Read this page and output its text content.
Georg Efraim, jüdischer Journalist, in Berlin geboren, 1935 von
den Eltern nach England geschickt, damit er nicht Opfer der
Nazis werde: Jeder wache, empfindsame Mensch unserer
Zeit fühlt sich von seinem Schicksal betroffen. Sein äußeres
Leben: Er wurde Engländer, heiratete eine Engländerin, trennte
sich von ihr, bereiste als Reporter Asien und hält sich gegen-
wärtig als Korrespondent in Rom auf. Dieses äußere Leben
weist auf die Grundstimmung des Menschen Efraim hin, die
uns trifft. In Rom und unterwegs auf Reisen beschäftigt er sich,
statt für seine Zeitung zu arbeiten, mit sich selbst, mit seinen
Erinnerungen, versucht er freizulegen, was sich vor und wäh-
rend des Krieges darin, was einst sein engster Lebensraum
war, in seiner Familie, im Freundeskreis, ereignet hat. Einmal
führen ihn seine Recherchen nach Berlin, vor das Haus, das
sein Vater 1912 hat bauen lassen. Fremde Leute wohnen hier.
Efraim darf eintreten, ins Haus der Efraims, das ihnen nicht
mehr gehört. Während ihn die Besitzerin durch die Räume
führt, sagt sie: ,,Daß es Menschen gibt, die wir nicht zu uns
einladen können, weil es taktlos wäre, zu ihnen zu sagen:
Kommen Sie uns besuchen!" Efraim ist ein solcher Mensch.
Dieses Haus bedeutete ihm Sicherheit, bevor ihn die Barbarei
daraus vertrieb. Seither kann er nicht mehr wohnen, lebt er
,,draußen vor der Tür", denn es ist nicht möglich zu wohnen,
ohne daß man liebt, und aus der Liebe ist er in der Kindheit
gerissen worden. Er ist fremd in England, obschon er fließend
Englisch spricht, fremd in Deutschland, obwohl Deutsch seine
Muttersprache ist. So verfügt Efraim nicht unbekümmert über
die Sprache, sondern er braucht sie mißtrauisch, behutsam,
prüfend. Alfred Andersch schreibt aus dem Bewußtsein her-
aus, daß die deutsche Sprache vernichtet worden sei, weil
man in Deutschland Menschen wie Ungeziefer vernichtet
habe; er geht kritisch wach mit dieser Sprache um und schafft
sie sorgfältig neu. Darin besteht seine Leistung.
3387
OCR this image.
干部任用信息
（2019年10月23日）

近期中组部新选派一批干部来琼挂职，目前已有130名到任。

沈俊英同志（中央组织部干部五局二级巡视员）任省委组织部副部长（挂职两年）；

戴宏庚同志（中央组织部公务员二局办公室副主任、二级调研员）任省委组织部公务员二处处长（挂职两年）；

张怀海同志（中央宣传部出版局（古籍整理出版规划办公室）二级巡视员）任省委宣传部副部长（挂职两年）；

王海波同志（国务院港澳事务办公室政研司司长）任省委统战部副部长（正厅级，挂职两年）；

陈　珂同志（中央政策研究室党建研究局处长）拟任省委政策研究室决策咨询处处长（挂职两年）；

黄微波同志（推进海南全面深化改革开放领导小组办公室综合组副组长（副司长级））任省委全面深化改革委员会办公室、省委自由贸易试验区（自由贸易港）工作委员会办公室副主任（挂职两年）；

=======

— WORK INSTRUCTIONS —
Provide an exact reproduction of all the entries shown above.

— THE COMPLETED TASK —
Read this page and output its text content.
Georg Efraim, jüdischer Journalist, in Berlin geboren, 1935 von
den Eltern nach England geschickt, damit er nicht Opfer der
Nazis werde: Jeder wache, empfindsame Mensch unserer
Zeit fühlt sich von seinem Schicksal betroffen. Sein äußeres
Leben: Er wurde Engländer, heiratete eine Engländerin, trennte
sich von ihr, bereiste als Reporter Asien und hält sich gegen-
wärtig als Korrespondent in Rom auf. Dieses äußere Leben
weist auf die Grundstimmung des Menschen Efraim hin, die
uns trifft. In Rom und unterwegs auf Reisen beschäftigt er sich,
statt für seine Zeitung zu arbeiten, mit sich selbst, mit seinen
Erinnerungen, versucht er freizulegen, was sich vor und wäh-
rend des Krieges darin, was einst sein engster Lebensraum
war, in seiner Familie, im Freundeskreis, ereignet hat. Einmal
führen ihn seine Recherchen nach Berlin, vor das Haus, das
sein Vater 1912 hat bauen lassen. Fremde Leute wohnen hier.
Efraim darf eintreten, ins Haus der Efraims, das ihnen nicht
mehr gehört. Während ihn die Besitzerin durch die Räume
führt, sagt sie: ,,Daß es Menschen gibt, die wir nicht zu uns
einladen können, weil es taktlos wäre, zu ihnen zu sagen:
Kommen Sie uns besuchen!" Efraim ist ein solcher Mensch.
Dieses Haus bedeutete ihm Sicherheit, bevor ihn die Barbarei
daraus vertrieb. Seither kann er nicht mehr wohnen, lebt er
,,draußen vor der Tür", denn es ist nicht möglich zu wohnen,
ohne daß man liebt, und aus der Liebe ist er in der Kindheit
gerissen worden. Er ist fremd in England, obschon er fließend
Englisch spricht, fremd in Deutschland, obwohl Deutsch seine
Muttersprache ist. So verfügt Efraim nicht unbekümmert über
die Sprache, sondern er braucht sie mißtrauisch, behutsam,
prüfend. Alfred Andersch schreibt aus dem Bewußtsein her-
aus, daß die deutsche Sprache vernichtet worden sei, weil
man in Deutschland Menschen wie Ungeziefer vernichtet
habe; er geht kritisch wach mit dieser Sprache um und schafft
sie sorgfältig neu. Darin besteht seine Leistung.
3387
OCR this image.
干部任用信息
（2019年10月23日）

近期中组部新选派一批干部来琼挂职，目前已有130名到任。

沈俊英同志（中央组织部干部五局二级巡视员）任省委组织部副部长（挂职两年）；

戴宏庚同志（中央组织部公务员二局办公室副主任、二级调研员）任省委组织部公务员二处处长（挂职两年）；

张怀海同志（中央宣传部出版局（古籍整理出版规划办公室）二级巡视员）任省委宣传部副部长（挂职两年）；

王海波同志（国务院港澳事务办公室政研司司长）任省委统战部副部长（正厅级，挂职两年）；

陈　珂同志（中央政策研究室党建研究局处长）拟任省委政策研究室决策咨询处处长（挂职两年）；

黄微波同志（推进海南全面深化改革开放领导小组办公室综合组副组长（副司长级））任省委全面深化改革委员会办公室、省委自由贸易试验区（自由贸易港）工作委员会办公室副主任（挂职两年）；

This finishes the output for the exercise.